Print out the entries below with no edits.

***** Data shown *****

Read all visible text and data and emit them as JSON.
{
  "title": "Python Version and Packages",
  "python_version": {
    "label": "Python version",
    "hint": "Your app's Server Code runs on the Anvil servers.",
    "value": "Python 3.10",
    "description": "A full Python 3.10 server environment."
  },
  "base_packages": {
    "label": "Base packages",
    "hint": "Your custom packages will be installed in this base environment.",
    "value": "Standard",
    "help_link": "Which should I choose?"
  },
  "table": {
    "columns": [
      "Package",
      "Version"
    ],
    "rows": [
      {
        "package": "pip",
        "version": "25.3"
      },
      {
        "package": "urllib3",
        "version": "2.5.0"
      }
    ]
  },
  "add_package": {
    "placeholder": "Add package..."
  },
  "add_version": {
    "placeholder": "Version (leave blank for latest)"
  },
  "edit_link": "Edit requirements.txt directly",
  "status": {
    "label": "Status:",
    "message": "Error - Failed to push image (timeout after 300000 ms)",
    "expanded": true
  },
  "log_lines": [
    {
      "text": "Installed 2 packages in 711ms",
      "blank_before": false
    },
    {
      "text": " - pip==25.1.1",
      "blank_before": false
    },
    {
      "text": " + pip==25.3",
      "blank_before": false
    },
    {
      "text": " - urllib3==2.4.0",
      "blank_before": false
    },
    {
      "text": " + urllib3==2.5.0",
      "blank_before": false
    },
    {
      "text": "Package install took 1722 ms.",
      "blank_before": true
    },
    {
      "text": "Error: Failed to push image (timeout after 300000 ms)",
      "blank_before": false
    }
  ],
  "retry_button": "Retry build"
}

*****

▸ Task solution:
Read all visible text and data and emit them as JSON.
{
  "title": "Python Version and Packages",
  "python_version": {
    "label": "Python version",
    "hint": "Your app's Server Code runs on the Anvil servers.",
    "value": "Python 3.10",
    "description": "A full Python 3.10 server environment."
  },
  "base_packages": {
    "label": "Base packages",
    "hint": "Your custom packages will be installed in this base environment.",
    "value": "Standard",
    "help_link": "Which should I choose?"
  },
  "table": {
    "columns": [
      "Package",
      "Version"
    ],
    "rows": [
      {
        "package": "pip",
        "version": "25.3"
      },
      {
        "package": "urllib3",
        "version": "2.5.0"
      }
    ]
  },
  "add_package": {
    "placeholder": "Add package..."
  },
  "add_version": {
    "placeholder": "Version (leave blank for latest)"
  },
  "edit_link": "Edit requirements.txt directly",
  "status": {
    "label": "Status:",
    "message": "Error - Failed to push image (timeout after 300000 ms)",
    "expanded": true
  },
  "log_lines": [
    {
      "text": "Installed 2 packages in 711ms",
      "blank_before": false
    },
    {
      "text": " - pip==25.1.1",
      "blank_before": false
    },
    {
      "text": " + pip==25.3",
      "blank_before": false
    },
    {
      "text": " - urllib3==2.4.0",
      "blank_before": false
    },
    {
      "text": " + urllib3==2.5.0",
      "blank_before": false
    },
    {
      "text": "Package install took 1722 ms.",
      "blank_before": true
    },
    {
      "text": "Error: Failed to push image (timeout after 300000 ms)",
      "blank_before": false
    }
  ],
  "retry_button": "Retry build"
}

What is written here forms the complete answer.